- _Required task_: Transcribe every line exactly. Leave the pictures behind.
** begin Extracted records **
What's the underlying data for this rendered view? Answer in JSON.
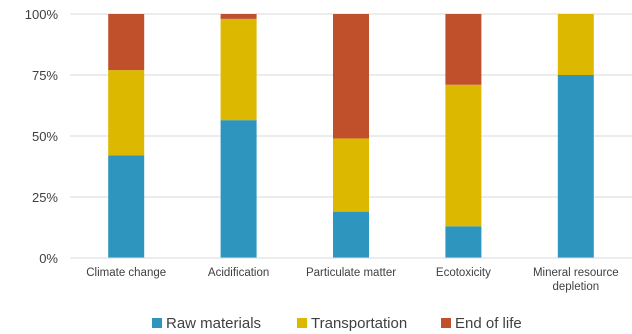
{
  "chart_data": {
    "type": "bar",
    "stacked": true,
    "percent": true,
    "categories": [
      "Climate change",
      "Acidification",
      "Particulate matter",
      "Ecotoxicity",
      "Mineral resource depletion"
    ],
    "category_lines": [
      [
        "Climate change"
      ],
      [
        "Acidification"
      ],
      [
        "Particulate matter"
      ],
      [
        "Ecotoxicity"
      ],
      [
        "Mineral resource",
        "depletion"
      ]
    ],
    "series": [
      {
        "name": "Raw materials",
        "color": "#2e96be",
        "values": [
          42,
          56.5,
          19,
          13,
          75
        ]
      },
      {
        "name": "Transportation",
        "color": "#ddb800",
        "values": [
          35,
          41.5,
          30,
          58,
          25
        ]
      },
      {
        "name": "End of life",
        "color": "#c0502c",
        "values": [
          23,
          2,
          51,
          29,
          0
        ]
      }
    ],
    "yticks": [
      "0%",
      "25%",
      "50%",
      "75%",
      "100%"
    ],
    "ylim": [
      0,
      100
    ],
    "grid": true,
    "legend": "bottom"
  }
}
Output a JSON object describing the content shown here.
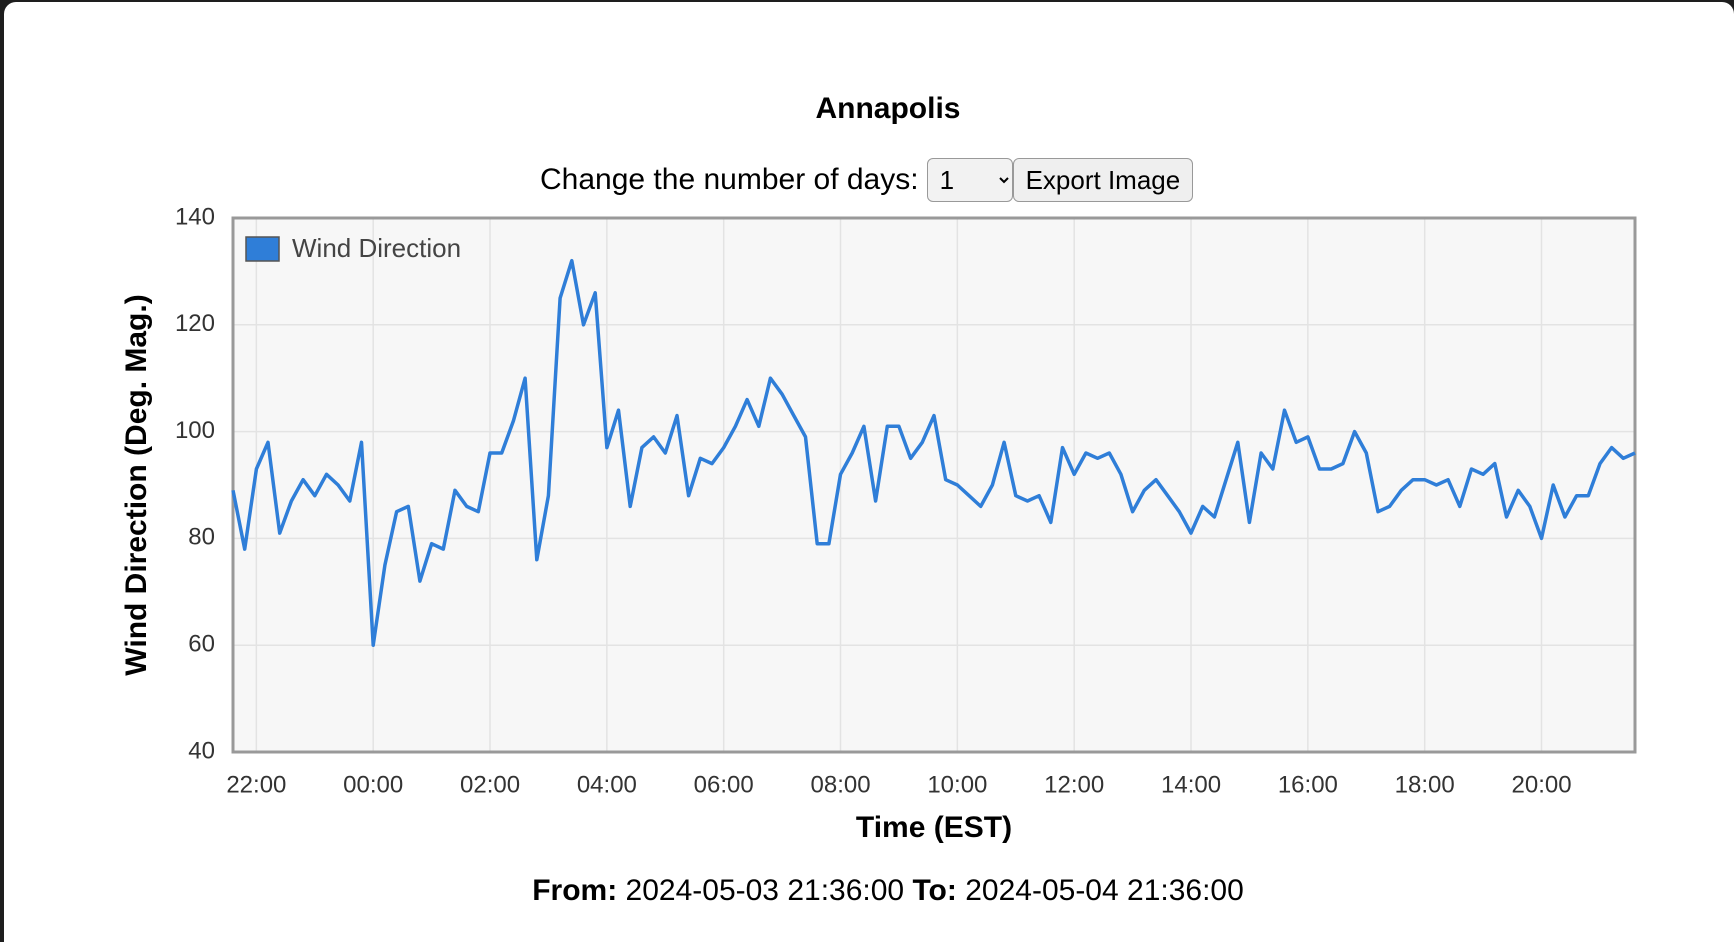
{
  "chart_data": {
    "type": "line",
    "title": "Annapolis",
    "ylabel": "Wind Direction (Deg. Mag.)",
    "xlabel": "Time (EST)",
    "x": [
      21.6,
      21.8,
      22.0,
      22.2,
      22.4,
      22.6,
      22.8,
      23.0,
      23.2,
      23.4,
      23.6,
      23.8,
      24.0,
      24.2,
      24.4,
      24.6,
      24.8,
      25.0,
      25.2,
      25.4,
      25.6,
      25.8,
      26.0,
      26.2,
      26.4,
      26.6,
      26.8,
      27.0,
      27.2,
      27.4,
      27.6,
      27.8,
      28.0,
      28.2,
      28.4,
      28.6,
      28.8,
      29.0,
      29.2,
      29.4,
      29.6,
      29.8,
      30.0,
      30.2,
      30.4,
      30.6,
      30.8,
      31.0,
      31.2,
      31.4,
      31.6,
      31.8,
      32.0,
      32.2,
      32.4,
      32.6,
      32.8,
      33.0,
      33.2,
      33.4,
      33.6,
      33.8,
      34.0,
      34.2,
      34.4,
      34.6,
      34.8,
      35.0,
      35.2,
      35.4,
      35.6,
      35.8,
      36.0,
      36.2,
      36.4,
      36.6,
      36.8,
      37.0,
      37.2,
      37.4,
      37.6,
      37.8,
      38.0,
      38.2,
      38.4,
      38.6,
      38.8,
      39.0,
      39.2,
      39.4,
      39.6,
      39.8,
      40.0,
      40.2,
      40.4,
      40.6,
      40.8,
      41.0,
      41.2,
      41.4,
      41.6,
      41.8,
      42.0,
      42.2,
      42.4,
      42.6,
      42.8,
      43.0,
      43.2,
      43.4,
      43.6,
      43.8,
      44.0,
      44.2,
      44.4,
      44.6,
      44.8,
      45.0,
      45.2,
      45.4,
      45.6
    ],
    "series": [
      {
        "name": "Wind Direction",
        "color": "#2f7ed8",
        "values": [
          89,
          78,
          93,
          98,
          81,
          87,
          91,
          88,
          92,
          90,
          87,
          98,
          60,
          75,
          85,
          86,
          72,
          79,
          78,
          89,
          86,
          85,
          96,
          96,
          102,
          110,
          76,
          88,
          125,
          132,
          120,
          126,
          97,
          104,
          86,
          97,
          99,
          96,
          103,
          88,
          95,
          94,
          97,
          101,
          106,
          101,
          110,
          107,
          103,
          99,
          79,
          79,
          92,
          96,
          101,
          87,
          101,
          101,
          95,
          98,
          103,
          91,
          90,
          88,
          86,
          90,
          98,
          88,
          87,
          88,
          83,
          97,
          92,
          96,
          95,
          96,
          92,
          85,
          89,
          91,
          88,
          85,
          81,
          86,
          84,
          91,
          98,
          83,
          96,
          93,
          104,
          98,
          99,
          93,
          93,
          94,
          100,
          96,
          85,
          86,
          89,
          91,
          91,
          90,
          91,
          86,
          93,
          92,
          94,
          84,
          89,
          86,
          80,
          90,
          84,
          88,
          88,
          94,
          97,
          95,
          96
        ]
      }
    ],
    "xlim": [
      21.6,
      45.6
    ],
    "xticks": [
      {
        "value": 22,
        "label": "22:00"
      },
      {
        "value": 24,
        "label": "00:00"
      },
      {
        "value": 26,
        "label": "02:00"
      },
      {
        "value": 28,
        "label": "04:00"
      },
      {
        "value": 30,
        "label": "06:00"
      },
      {
        "value": 32,
        "label": "08:00"
      },
      {
        "value": 34,
        "label": "10:00"
      },
      {
        "value": 36,
        "label": "12:00"
      },
      {
        "value": 38,
        "label": "14:00"
      },
      {
        "value": 40,
        "label": "16:00"
      },
      {
        "value": 42,
        "label": "18:00"
      },
      {
        "value": 44,
        "label": "20:00"
      }
    ],
    "ylim": [
      40,
      140
    ],
    "yticks": [
      40,
      60,
      80,
      100,
      120,
      140
    ],
    "grid": true,
    "legend": "upper left"
  },
  "controls": {
    "label": "Change the number of days:",
    "days": "1",
    "button": "Export Image"
  },
  "range": {
    "from_label": "From:",
    "from": "2024-05-03 21:36:00",
    "to_label": "To:",
    "to": "2024-05-04 21:36:00"
  }
}
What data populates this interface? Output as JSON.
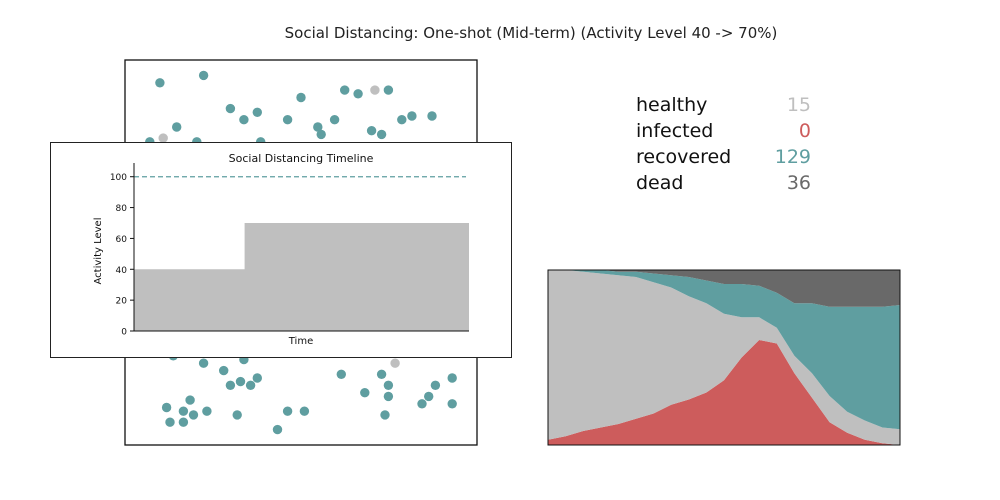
** end Extracted records **
- _Answer to the problem_:
What's the underlying data for this rendered view? Answer in JSON.
{
  "chart_data": {
    "type": "bar",
    "stacked": true,
    "percent": true,
    "categories": [
      "Climate change",
      "Acidification",
      "Particulate matter",
      "Ecotoxicity",
      "Mineral resource depletion"
    ],
    "category_lines": [
      [
        "Climate change"
      ],
      [
        "Acidification"
      ],
      [
        "Particulate matter"
      ],
      [
        "Ecotoxicity"
      ],
      [
        "Mineral resource",
        "depletion"
      ]
    ],
    "series": [
      {
        "name": "Raw materials",
        "color": "#2e96be",
        "values": [
          42,
          56.5,
          19,
          13,
          75
        ]
      },
      {
        "name": "Transportation",
        "color": "#ddb800",
        "values": [
          35,
          41.5,
          30,
          58,
          25
        ]
      },
      {
        "name": "End of life",
        "color": "#c0502c",
        "values": [
          23,
          2,
          51,
          29,
          0
        ]
      }
    ],
    "yticks": [
      "0%",
      "25%",
      "50%",
      "75%",
      "100%"
    ],
    "ylim": [
      0,
      100
    ],
    "grid": true,
    "legend": "bottom"
  }
}
Output a JSON object describing the content shown here.
{
  "chart_data": {
    "type": "line",
    "title": "Annapolis",
    "ylabel": "Wind Direction (Deg. Mag.)",
    "xlabel": "Time (EST)",
    "x": [
      21.6,
      21.8,
      22.0,
      22.2,
      22.4,
      22.6,
      22.8,
      23.0,
      23.2,
      23.4,
      23.6,
      23.8,
      24.0,
      24.2,
      24.4,
      24.6,
      24.8,
      25.0,
      25.2,
      25.4,
      25.6,
      25.8,
      26.0,
      26.2,
      26.4,
      26.6,
      26.8,
      27.0,
      27.2,
      27.4,
      27.6,
      27.8,
      28.0,
      28.2,
      28.4,
      28.6,
      28.8,
      29.0,
      29.2,
      29.4,
      29.6,
      29.8,
      30.0,
      30.2,
      30.4,
      30.6,
      30.8,
      31.0,
      31.2,
      31.4,
      31.6,
      31.8,
      32.0,
      32.2,
      32.4,
      32.6,
      32.8,
      33.0,
      33.2,
      33.4,
      33.6,
      33.8,
      34.0,
      34.2,
      34.4,
      34.6,
      34.8,
      35.0,
      35.2,
      35.4,
      35.6,
      35.8,
      36.0,
      36.2,
      36.4,
      36.6,
      36.8,
      37.0,
      37.2,
      37.4,
      37.6,
      37.8,
      38.0,
      38.2,
      38.4,
      38.6,
      38.8,
      39.0,
      39.2,
      39.4,
      39.6,
      39.8,
      40.0,
      40.2,
      40.4,
      40.6,
      40.8,
      41.0,
      41.2,
      41.4,
      41.6,
      41.8,
      42.0,
      42.2,
      42.4,
      42.6,
      42.8,
      43.0,
      43.2,
      43.4,
      43.6,
      43.8,
      44.0,
      44.2,
      44.4,
      44.6,
      44.8,
      45.0,
      45.2,
      45.4,
      45.6
    ],
    "series": [
      {
        "name": "Wind Direction",
        "color": "#2f7ed8",
        "values": [
          89,
          78,
          93,
          98,
          81,
          87,
          91,
          88,
          92,
          90,
          87,
          98,
          60,
          75,
          85,
          86,
          72,
          79,
          78,
          89,
          86,
          85,
          96,
          96,
          102,
          110,
          76,
          88,
          125,
          132,
          120,
          126,
          97,
          104,
          86,
          97,
          99,
          96,
          103,
          88,
          95,
          94,
          97,
          101,
          106,
          101,
          110,
          107,
          103,
          99,
          79,
          79,
          92,
          96,
          101,
          87,
          101,
          101,
          95,
          98,
          103,
          91,
          90,
          88,
          86,
          90,
          98,
          88,
          87,
          88,
          83,
          97,
          92,
          96,
          95,
          96,
          92,
          85,
          89,
          91,
          88,
          85,
          81,
          86,
          84,
          91,
          98,
          83,
          96,
          93,
          104,
          98,
          99,
          93,
          93,
          94,
          100,
          96,
          85,
          86,
          89,
          91,
          91,
          90,
          91,
          86,
          93,
          92,
          94,
          84,
          89,
          86,
          80,
          90,
          84,
          88,
          88,
          94,
          97,
          95,
          96
        ]
      }
    ],
    "xlim": [
      21.6,
      45.6
    ],
    "xticks": [
      {
        "value": 22,
        "label": "22:00"
      },
      {
        "value": 24,
        "label": "00:00"
      },
      {
        "value": 26,
        "label": "02:00"
      },
      {
        "value": 28,
        "label": "04:00"
      },
      {
        "value": 30,
        "label": "06:00"
      },
      {
        "value": 32,
        "label": "08:00"
      },
      {
        "value": 34,
        "label": "10:00"
      },
      {
        "value": 36,
        "label": "12:00"
      },
      {
        "value": 38,
        "label": "14:00"
      },
      {
        "value": 40,
        "label": "16:00"
      },
      {
        "value": 42,
        "label": "18:00"
      },
      {
        "value": 44,
        "label": "20:00"
      }
    ],
    "ylim": [
      40,
      140
    ],
    "yticks": [
      40,
      60,
      80,
      100,
      120,
      140
    ],
    "grid": true,
    "legend": "upper left"
  },
  "controls": {
    "label": "Change the number of days:",
    "days": "1",
    "button": "Export Image"
  },
  "range": {
    "from_label": "From:",
    "from": "2024-05-03 21:36:00",
    "to_label": "To:",
    "to": "2024-05-04 21:36:00"
  }
}
What data populates this interface? Output as JSON.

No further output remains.